**Records for processing:**
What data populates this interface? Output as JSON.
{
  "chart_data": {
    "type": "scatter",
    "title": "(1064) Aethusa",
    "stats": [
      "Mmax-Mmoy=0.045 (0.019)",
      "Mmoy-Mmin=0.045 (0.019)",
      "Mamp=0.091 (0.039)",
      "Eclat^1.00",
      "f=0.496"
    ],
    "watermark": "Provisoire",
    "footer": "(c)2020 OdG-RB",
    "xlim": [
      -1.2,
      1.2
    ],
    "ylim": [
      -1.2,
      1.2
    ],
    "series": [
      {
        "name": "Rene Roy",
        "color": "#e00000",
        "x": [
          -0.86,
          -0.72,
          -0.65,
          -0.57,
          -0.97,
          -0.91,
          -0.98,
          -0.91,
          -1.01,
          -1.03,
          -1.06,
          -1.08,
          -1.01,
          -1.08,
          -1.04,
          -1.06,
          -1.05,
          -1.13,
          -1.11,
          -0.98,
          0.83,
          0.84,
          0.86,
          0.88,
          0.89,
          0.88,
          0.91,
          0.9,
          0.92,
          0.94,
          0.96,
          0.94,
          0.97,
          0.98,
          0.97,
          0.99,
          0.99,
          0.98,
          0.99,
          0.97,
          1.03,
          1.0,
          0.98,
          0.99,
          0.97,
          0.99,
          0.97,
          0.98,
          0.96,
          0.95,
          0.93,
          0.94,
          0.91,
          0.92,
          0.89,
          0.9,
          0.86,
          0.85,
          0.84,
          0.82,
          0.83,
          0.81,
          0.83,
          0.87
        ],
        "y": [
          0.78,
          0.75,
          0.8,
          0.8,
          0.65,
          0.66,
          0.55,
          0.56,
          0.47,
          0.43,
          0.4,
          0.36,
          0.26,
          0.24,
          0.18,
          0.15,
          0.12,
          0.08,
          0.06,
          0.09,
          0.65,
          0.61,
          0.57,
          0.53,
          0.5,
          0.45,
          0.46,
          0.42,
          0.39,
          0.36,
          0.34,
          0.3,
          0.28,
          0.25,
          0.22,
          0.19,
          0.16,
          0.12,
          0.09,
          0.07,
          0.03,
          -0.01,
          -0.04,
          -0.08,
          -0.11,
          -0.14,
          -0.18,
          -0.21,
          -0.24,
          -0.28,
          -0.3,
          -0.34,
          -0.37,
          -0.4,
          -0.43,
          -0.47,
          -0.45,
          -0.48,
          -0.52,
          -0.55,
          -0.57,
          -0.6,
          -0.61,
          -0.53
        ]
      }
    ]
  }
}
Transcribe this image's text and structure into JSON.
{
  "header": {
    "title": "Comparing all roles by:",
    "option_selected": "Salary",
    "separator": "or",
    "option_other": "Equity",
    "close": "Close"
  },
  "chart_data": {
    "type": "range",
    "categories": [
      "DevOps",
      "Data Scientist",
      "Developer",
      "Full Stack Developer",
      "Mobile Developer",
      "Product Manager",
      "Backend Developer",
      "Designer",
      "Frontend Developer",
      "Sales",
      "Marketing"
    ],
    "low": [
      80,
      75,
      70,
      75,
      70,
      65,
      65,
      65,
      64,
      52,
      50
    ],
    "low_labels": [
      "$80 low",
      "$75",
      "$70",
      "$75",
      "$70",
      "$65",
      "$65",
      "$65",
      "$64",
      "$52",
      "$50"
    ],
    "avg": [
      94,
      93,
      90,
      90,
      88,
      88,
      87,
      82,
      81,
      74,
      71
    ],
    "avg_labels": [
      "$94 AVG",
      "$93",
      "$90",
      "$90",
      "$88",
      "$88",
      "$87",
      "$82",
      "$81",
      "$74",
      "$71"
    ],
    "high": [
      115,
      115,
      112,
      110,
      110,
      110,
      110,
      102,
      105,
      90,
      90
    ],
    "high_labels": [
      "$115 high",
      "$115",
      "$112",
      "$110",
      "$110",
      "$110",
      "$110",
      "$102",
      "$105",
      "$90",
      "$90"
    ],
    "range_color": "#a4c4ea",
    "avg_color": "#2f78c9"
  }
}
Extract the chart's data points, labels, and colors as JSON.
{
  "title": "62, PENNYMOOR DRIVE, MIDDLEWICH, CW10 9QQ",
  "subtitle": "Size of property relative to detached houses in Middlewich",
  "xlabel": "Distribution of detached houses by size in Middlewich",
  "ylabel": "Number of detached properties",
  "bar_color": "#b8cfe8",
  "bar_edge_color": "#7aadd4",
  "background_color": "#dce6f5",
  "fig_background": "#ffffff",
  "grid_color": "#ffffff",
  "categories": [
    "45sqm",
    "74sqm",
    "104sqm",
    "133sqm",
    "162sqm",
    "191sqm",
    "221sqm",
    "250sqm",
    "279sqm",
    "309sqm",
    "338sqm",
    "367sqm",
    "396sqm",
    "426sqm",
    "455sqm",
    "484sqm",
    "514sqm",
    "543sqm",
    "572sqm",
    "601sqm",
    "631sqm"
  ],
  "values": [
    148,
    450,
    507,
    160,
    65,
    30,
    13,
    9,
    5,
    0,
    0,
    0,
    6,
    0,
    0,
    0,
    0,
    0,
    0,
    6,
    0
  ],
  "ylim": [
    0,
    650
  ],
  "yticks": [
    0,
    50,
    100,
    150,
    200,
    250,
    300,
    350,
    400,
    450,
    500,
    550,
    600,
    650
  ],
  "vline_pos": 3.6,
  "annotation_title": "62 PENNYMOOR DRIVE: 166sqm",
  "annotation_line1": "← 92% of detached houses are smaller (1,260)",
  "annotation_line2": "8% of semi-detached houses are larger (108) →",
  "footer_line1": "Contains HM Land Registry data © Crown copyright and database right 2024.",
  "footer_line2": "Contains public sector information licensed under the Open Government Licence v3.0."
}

**Task statement:** Gather each line that holds "detached".

**Complete response:**
  "subtitle": "Size of property relative to detached houses in Middlewich",
  "xlabel": "Distribution of detached houses by size in Middlewich",
  "ylabel": "Number of detached properties",
  "annotation_line1": "← 92% of detached houses are smaller (1,260)",
  "annotation_line2": "8% of semi-detached houses are larger (108) →",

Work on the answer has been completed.